Brief » Write out every single entry exactly.

Data for the task »
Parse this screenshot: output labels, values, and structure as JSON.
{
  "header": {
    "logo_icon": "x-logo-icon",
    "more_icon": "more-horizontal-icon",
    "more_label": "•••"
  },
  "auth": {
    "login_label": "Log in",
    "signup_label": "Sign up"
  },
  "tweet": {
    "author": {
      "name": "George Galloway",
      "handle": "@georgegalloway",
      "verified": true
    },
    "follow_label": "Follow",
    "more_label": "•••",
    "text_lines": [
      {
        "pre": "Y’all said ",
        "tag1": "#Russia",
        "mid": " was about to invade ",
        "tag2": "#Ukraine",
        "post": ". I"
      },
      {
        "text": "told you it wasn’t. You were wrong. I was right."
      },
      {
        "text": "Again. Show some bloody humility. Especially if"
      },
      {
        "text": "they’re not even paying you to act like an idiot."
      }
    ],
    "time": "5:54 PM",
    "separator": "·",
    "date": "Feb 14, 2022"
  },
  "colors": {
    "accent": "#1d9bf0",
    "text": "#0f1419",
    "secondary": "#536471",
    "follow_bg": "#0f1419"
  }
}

Final result »
Parse this screenshot: output labels, values, and structure as JSON.
{
  "header": {
    "logo_icon": "x-logo-icon",
    "more_icon": "more-horizontal-icon",
    "more_label": "•••"
  },
  "auth": {
    "login_label": "Log in",
    "signup_label": "Sign up"
  },
  "tweet": {
    "author": {
      "name": "George Galloway",
      "handle": "@georgegalloway",
      "verified": true
    },
    "follow_label": "Follow",
    "more_label": "•••",
    "text_lines": [
      {
        "pre": "Y’all said ",
        "tag1": "#Russia",
        "mid": " was about to invade ",
        "tag2": "#Ukraine",
        "post": ". I"
      },
      {
        "text": "told you it wasn’t. You were wrong. I was right."
      },
      {
        "text": "Again. Show some bloody humility. Especially if"
      },
      {
        "text": "they’re not even paying you to act like an idiot."
      }
    ],
    "time": "5:54 PM",
    "separator": "·",
    "date": "Feb 14, 2022"
  },
  "colors": {
    "accent": "#1d9bf0",
    "text": "#0f1419",
    "secondary": "#536471",
    "follow_bg": "#0f1419"
  }
}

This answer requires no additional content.